Extracted data entries:
<<<<
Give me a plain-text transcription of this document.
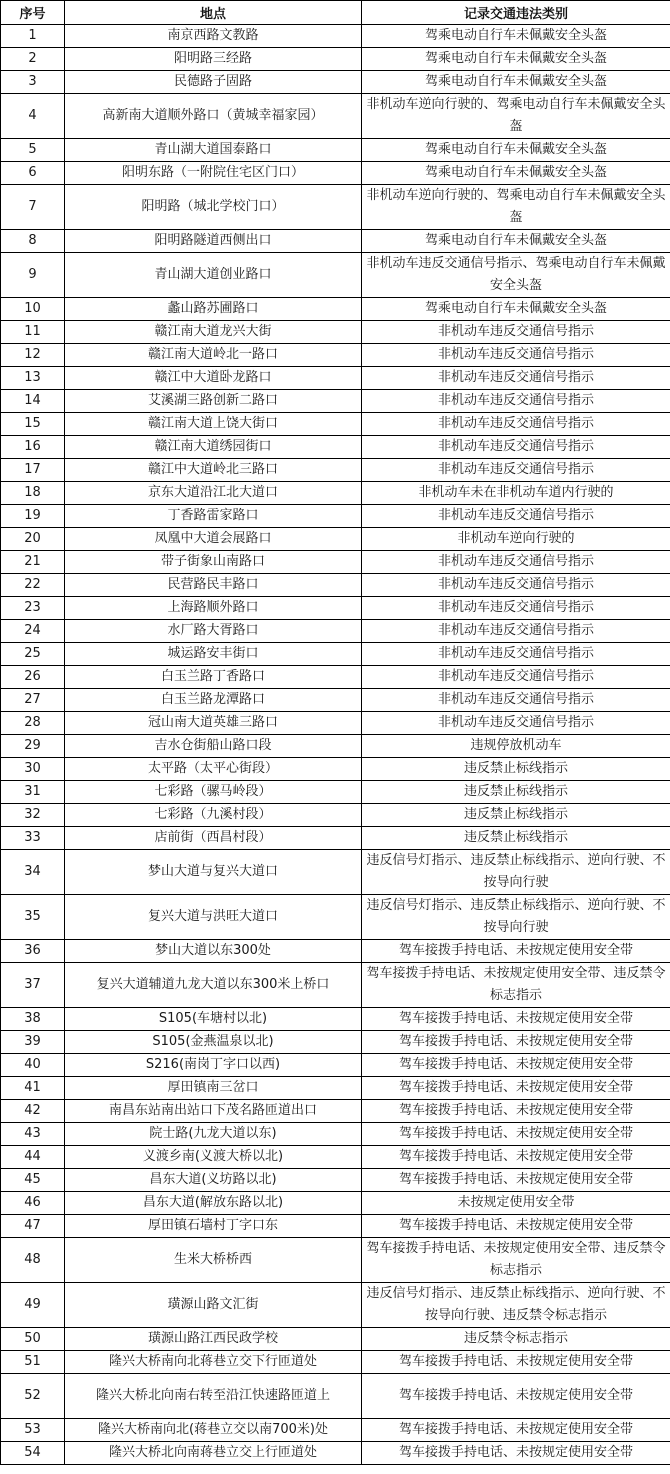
序号	地点	记录交通违法类别
1	南京西路文教路	驾乘电动自行车未佩戴安全头盔
2	阳明路三经路	驾乘电动自行车未佩戴安全头盔
3	民德路子固路	驾乘电动自行车未佩戴安全头盔
4	高新南大道顺外路口（黄城幸福家园）	非机动车逆向行驶的、驾乘电动自行车未佩戴安全头盔
5	青山湖大道国泰路口	驾乘电动自行车未佩戴安全头盔
6	阳明东路（一附院住宅区门口）	驾乘电动自行车未佩戴安全头盔
7	阳明路（城北学校门口）	非机动车逆向行驶的、驾乘电动自行车未佩戴安全头盔
8	阳明路隧道西侧出口	驾乘电动自行车未佩戴安全头盔
9	青山湖大道创业路口	非机动车违反交通信号指示、驾乘电动自行车未佩戴安全头盔
10	蠡山路苏圃路口	驾乘电动自行车未佩戴安全头盔
11	赣江南大道龙兴大街	非机动车违反交通信号指示
12	赣江南大道岭北一路口	非机动车违反交通信号指示
13	赣江中大道卧龙路口	非机动车违反交通信号指示
14	艾溪湖三路创新二路口	非机动车违反交通信号指示
15	赣江南大道上饶大街口	非机动车违反交通信号指示
16	赣江南大道绣园街口	非机动车违反交通信号指示
17	赣江中大道岭北三路口	非机动车违反交通信号指示
18	京东大道沿江北大道口	非机动车未在非机动车道内行驶的
19	丁香路雷家路口	非机动车违反交通信号指示
20	凤凰中大道会展路口	非机动车逆向行驶的
21	带子街象山南路口	非机动车违反交通信号指示
22	民营路民丰路口	非机动车违反交通信号指示
23	上海路顺外路口	非机动车违反交通信号指示
24	水厂路大胥路口	非机动车违反交通信号指示
25	城运路安丰街口	非机动车违反交通信号指示
26	白玉兰路丁香路口	非机动车违反交通信号指示
27	白玉兰路龙潭路口	非机动车违反交通信号指示
28	冠山南大道英雄三路口	非机动车违反交通信号指示
29	吉水仓街船山路口段	违规停放机动车
30	太平路（太平心街段）	违反禁止标线指示
31	七彩路（骡马岭段）	违反禁止标线指示
32	七彩路（九溪村段）	违反禁止标线指示
33	店前街（西昌村段）	违反禁止标线指示
34	梦山大道与复兴大道口	违反信号灯指示、违反禁止标线指示、逆向行驶、不按导向行驶
35	复兴大道与洪旺大道口	违反信号灯指示、违反禁止标线指示、逆向行驶、不按导向行驶
36	梦山大道以东300处	驾车接拨手持电话、未按规定使用安全带
37	复兴大道辅道九龙大道以东300米上桥口	驾车接拨手持电话、未按规定使用安全带、违反禁令标志指示
38	S105(车塘村以北)	驾车接拨手持电话、未按规定使用安全带
39	S105(金燕温泉以北)	驾车接拨手持电话、未按规定使用安全带
40	S216(南岗丁字口以西)	驾车接拨手持电话、未按规定使用安全带
41	厚田镇南三岔口	驾车接拨手持电话、未按规定使用安全带
42	南昌东站南出站口下茂名路匝道出口	驾车接拨手持电话、未按规定使用安全带
43	院士路(九龙大道以东)	驾车接拨手持电话、未按规定使用安全带
44	义渡乡南(义渡大桥以北)	驾车接拨手持电话、未按规定使用安全带
45	昌东大道(义坊路以北)	驾车接拨手持电话、未按规定使用安全带
46	昌东大道(解放东路以北)	未按规定使用安全带
47	厚田镇石墙村丁字口东	驾车接拨手持电话、未按规定使用安全带
48	生米大桥桥西	驾车接拨手持电话、未按规定使用安全带、违反禁令标志指示
49	璜源山路文汇街	违反信号灯指示、违反禁止标线指示、逆向行驶、不按导向行驶、违反禁令标志指示
50	璜源山路江西民政学校	违反禁令标志指示
51	隆兴大桥南向北蒋巷立交下行匝道处	驾车接拨手持电话、未按规定使用安全带
52	隆兴大桥北向南右转至沿江快速路匝道上	驾车接拨手持电话、未按规定使用安全带
53	隆兴大桥南向北(蒋巷立交以南700米)处	驾车接拨手持电话、未按规定使用安全带
54	隆兴大桥北向南蒋巷立交上行匝道处	驾车接拨手持电话、未按规定使用安全带
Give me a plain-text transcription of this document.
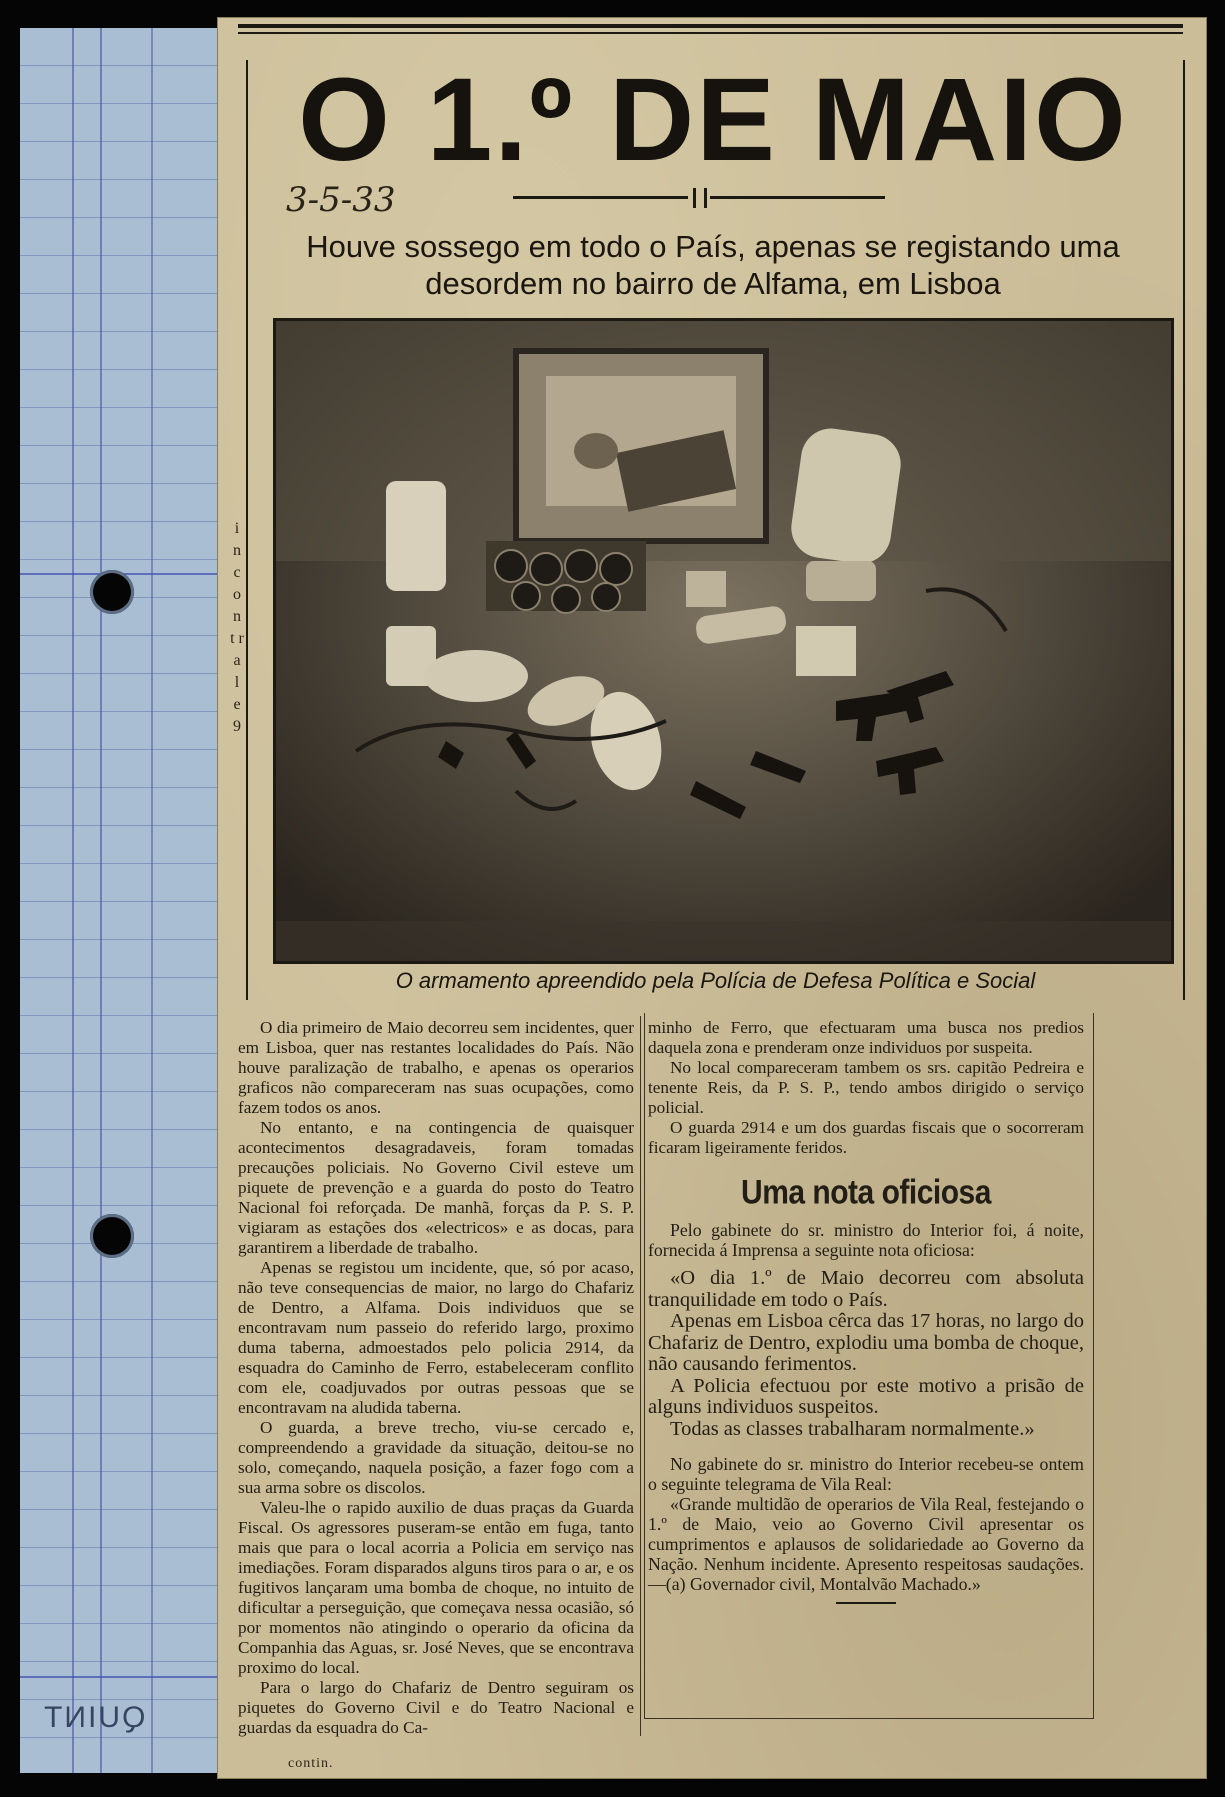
QUINT
O 1.º DE MAIO
3-5-33
Houve sossego em todo o País, apenas se registando uma
desordem no bairro de Alfama, em Lisboa
i n c o n t r a l e 9
O armamento apreendido pela Polícia de Defesa Política e Social

O dia primeiro de Maio decorreu sem incidentes, quer em Lisboa, quer nas restantes localidades do País. Não houve paralização de trabalho, e apenas os operarios graficos não compareceram nas suas ocupações, como fazem todos os anos.

No entanto, e na contingencia de quaisquer acontecimentos desagradaveis, foram tomadas precauções policiais. No Governo Civil esteve um piquete de prevenção e a guarda do posto do Teatro Nacional foi reforçada. De manhã, forças da P. S. P. vigiaram as estações dos «electricos» e as docas, para garantirem a liberdade de trabalho.

Apenas se registou um incidente, que, só por acaso, não teve consequencias de maior, no largo do Chafariz de Dentro, a Alfama. Dois individuos que se encontravam num passeio do referido largo, proximo duma taberna, admoestados pelo policia 2914, da esquadra do Caminho de Ferro, estabeleceram conflito com ele, coadjuvados por outras pessoas que se encontravam na aludida taberna.

O guarda, a breve trecho, viu-se cercado e, compreendendo a gravidade da situação, deitou-se no solo, começando, naquela posição, a fazer fogo com a sua arma sobre os discolos.

Valeu-lhe o rapido auxilio de duas praças da Guarda Fiscal. Os agressores puseram-se então em fuga, tanto mais que para o local acorria a Policia em serviço nas imediações. Foram disparados alguns tiros para o ar, e os fugitivos lançaram uma bomba de choque, no intuito de dificultar a perseguição, que começava nessa ocasião, só por momentos não atingindo o operario da oficina da Companhia das Aguas, sr. José Neves, que se encontrava proximo do local.

Para o largo do Chafariz de Dentro seguiram os piquetes do Governo Civil e do Teatro Nacional e guardas da esquadra do Ca-

minho de Ferro, que efectuaram uma busca nos predios daquela zona e prenderam onze individuos por suspeita.

No local compareceram tambem os srs. capitão Pedreira e tenente Reis, da P. S. P., tendo ambos dirigido o serviço policial.

O guarda 2914 e um dos guardas fiscais que o socorreram ficaram ligeiramente feridos.

Uma nota oficiosa

Pelo gabinete do sr. ministro do Interior foi, á noite, fornecida á Imprensa a seguinte nota oficiosa:

«O dia 1.º de Maio decorreu com absoluta tranquilidade em todo o País.

Apenas em Lisboa cêrca das 17 horas, no largo do Chafariz de Dentro, explodiu uma bomba de choque, não causando ferimentos.

A Policia efectuou por este motivo a prisão de alguns individuos suspeitos.

Todas as classes trabalharam normalmente.»

No gabinete do sr. ministro do Interior recebeu-se ontem o seguinte telegrama de Vila Real:

«Grande multidão de operarios de Vila Real, festejando o 1.º de Maio, veio ao Governo Civil apresentar os cumprimentos e aplausos de solidariedade ao Governo da Nação. Nenhum incidente. Apresento respeitosas saudações.—(a) Governador civil, Montalvão Machado.»

contin.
>>>>
AIM:
Lines that hold "Ferro" are the ones to copy; find all of them.

FULL SOLUTION:
Apenas se registou um incidente, que, só por acaso, não teve consequencias de maior, no largo do Chafariz de Dentro, a Alfama. Dois individuos que se encontravam num passeio do referido largo, proximo duma taberna, admoestados pelo policia 2914, da esquadra do Caminho de Ferro, estabeleceram conflito com ele, coadjuvados por outras pessoas que se encontravam na aludida taberna.
minho de Ferro, que efectuaram uma busca nos predios daquela zona e prenderam onze individuos por suspeita.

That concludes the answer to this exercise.